▸ **Task directions**
Of the lines in these entries, how many contain the string "JSON"? Give the number and nothing else.

Dataset items:
__________
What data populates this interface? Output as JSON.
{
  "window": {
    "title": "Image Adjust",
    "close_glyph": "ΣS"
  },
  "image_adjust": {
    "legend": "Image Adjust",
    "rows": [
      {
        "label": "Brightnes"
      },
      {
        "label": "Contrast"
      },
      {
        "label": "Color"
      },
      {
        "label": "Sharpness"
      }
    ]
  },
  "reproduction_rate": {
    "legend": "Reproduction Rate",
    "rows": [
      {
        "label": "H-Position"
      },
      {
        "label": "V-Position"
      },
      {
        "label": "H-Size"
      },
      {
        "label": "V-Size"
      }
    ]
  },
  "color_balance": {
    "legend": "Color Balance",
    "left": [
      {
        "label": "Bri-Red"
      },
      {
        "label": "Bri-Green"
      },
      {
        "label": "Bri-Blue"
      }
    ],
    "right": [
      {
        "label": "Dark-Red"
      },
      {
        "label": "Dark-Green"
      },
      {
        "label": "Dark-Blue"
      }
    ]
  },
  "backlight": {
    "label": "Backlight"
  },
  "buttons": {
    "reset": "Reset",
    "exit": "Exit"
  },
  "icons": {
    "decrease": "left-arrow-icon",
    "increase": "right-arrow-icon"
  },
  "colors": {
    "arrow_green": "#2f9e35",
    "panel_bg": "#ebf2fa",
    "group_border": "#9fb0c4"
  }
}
__________
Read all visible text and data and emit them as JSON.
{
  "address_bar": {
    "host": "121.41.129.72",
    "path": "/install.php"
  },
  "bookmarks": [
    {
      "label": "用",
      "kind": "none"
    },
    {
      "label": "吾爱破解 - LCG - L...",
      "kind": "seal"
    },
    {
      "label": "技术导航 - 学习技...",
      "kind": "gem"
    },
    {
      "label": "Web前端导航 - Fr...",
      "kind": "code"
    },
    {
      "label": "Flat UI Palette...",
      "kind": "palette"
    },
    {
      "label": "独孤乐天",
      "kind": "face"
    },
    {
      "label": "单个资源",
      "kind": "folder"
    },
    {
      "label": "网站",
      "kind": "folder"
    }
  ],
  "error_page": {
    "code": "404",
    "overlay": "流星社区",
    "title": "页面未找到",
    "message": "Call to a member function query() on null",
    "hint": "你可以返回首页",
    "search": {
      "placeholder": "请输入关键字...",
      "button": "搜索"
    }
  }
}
__________
▸ **Answer for the task**
2